[Task objective]: Give only a count of the lines that include the string "name".

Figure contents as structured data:
• • • • • • •
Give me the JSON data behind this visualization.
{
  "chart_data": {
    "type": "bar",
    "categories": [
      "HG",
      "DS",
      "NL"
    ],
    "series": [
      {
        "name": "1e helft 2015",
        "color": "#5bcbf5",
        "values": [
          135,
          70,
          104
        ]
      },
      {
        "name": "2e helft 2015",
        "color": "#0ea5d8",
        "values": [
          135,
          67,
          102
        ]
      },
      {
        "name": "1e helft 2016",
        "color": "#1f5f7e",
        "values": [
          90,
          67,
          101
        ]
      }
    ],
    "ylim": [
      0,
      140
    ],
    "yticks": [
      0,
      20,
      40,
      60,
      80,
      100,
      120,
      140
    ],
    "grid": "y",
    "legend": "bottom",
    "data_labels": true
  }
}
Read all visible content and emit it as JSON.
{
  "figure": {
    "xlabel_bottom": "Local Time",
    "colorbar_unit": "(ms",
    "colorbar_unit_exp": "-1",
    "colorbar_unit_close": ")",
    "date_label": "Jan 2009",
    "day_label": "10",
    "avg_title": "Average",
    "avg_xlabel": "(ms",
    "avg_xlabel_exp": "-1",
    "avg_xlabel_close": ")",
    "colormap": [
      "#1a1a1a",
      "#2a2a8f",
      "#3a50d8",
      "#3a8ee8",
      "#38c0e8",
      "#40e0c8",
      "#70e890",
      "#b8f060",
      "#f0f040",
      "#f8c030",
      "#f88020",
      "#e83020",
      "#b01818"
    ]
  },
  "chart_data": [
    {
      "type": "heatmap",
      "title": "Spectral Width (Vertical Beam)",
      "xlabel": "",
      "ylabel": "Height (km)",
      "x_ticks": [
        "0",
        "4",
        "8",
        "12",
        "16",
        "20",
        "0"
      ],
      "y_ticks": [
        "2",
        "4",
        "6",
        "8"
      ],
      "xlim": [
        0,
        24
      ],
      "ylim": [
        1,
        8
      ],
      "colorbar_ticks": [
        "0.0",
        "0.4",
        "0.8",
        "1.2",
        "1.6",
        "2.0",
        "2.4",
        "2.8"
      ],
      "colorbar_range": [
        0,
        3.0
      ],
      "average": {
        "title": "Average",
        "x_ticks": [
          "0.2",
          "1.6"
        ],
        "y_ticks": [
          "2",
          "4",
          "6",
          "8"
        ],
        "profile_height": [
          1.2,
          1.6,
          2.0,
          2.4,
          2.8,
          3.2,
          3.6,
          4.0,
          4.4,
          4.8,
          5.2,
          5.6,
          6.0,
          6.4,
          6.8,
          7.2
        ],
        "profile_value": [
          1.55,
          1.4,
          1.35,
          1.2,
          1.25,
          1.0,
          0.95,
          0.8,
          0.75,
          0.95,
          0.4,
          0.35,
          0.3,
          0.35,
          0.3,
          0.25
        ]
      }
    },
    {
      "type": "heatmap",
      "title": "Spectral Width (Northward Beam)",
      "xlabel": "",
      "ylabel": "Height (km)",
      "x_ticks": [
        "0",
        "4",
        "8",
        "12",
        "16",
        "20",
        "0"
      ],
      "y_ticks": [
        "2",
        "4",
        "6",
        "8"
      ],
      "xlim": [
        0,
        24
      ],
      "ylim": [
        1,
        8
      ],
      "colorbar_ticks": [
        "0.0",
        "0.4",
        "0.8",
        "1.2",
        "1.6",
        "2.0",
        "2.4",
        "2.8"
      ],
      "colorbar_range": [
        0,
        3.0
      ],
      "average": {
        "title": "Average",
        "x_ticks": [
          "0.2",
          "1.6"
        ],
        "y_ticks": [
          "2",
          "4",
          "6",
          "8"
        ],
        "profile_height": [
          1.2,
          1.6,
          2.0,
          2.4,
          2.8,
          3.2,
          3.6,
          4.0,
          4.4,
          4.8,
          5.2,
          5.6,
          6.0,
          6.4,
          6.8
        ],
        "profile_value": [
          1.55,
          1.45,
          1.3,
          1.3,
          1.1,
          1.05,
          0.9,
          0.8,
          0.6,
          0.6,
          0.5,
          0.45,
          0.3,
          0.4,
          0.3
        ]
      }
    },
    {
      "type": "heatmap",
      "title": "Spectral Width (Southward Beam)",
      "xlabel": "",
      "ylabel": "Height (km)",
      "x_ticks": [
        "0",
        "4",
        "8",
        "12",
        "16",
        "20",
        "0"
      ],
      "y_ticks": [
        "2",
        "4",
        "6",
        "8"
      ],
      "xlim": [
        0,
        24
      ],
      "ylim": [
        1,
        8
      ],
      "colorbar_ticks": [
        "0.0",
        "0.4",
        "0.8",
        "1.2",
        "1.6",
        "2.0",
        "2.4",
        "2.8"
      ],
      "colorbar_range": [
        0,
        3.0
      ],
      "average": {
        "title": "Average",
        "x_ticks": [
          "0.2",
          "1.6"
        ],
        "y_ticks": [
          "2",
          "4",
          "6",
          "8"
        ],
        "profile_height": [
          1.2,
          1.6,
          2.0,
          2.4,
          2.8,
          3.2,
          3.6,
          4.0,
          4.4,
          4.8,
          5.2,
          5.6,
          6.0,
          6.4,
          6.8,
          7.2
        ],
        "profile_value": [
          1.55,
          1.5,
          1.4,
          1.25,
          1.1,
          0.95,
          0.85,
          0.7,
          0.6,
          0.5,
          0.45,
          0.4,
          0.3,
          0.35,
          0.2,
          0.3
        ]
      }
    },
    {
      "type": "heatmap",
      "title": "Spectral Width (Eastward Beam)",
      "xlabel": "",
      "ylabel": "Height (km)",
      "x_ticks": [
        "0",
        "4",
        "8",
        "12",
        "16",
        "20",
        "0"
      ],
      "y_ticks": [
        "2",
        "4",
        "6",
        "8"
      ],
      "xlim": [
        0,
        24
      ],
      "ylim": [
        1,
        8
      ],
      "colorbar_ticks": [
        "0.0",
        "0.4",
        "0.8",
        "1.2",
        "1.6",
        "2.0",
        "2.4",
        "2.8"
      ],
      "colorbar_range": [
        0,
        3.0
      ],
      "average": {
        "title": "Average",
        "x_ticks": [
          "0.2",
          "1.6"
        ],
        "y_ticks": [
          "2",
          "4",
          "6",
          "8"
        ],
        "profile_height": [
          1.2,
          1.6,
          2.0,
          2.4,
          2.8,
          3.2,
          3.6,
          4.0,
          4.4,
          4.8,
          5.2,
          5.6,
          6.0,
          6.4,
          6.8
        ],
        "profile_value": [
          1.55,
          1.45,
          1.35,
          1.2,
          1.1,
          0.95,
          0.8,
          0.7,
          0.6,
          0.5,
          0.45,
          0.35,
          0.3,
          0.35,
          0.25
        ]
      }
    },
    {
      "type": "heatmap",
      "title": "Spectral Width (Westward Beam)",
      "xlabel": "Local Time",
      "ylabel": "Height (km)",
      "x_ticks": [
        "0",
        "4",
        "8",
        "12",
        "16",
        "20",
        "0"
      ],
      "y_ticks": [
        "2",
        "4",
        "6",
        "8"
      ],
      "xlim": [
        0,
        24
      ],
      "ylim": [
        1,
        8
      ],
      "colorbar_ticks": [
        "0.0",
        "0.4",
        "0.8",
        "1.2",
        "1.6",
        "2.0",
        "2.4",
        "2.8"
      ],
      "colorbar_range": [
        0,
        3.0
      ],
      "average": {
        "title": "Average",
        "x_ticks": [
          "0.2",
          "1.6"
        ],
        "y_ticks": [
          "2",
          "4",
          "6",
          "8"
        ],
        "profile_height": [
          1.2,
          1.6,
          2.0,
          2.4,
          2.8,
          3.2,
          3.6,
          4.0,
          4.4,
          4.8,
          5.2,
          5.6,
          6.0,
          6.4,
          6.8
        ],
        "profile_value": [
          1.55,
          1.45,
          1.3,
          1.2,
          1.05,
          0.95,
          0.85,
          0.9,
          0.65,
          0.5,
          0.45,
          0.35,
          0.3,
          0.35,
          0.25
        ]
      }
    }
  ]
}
• • • • • • •
[Solution]: 3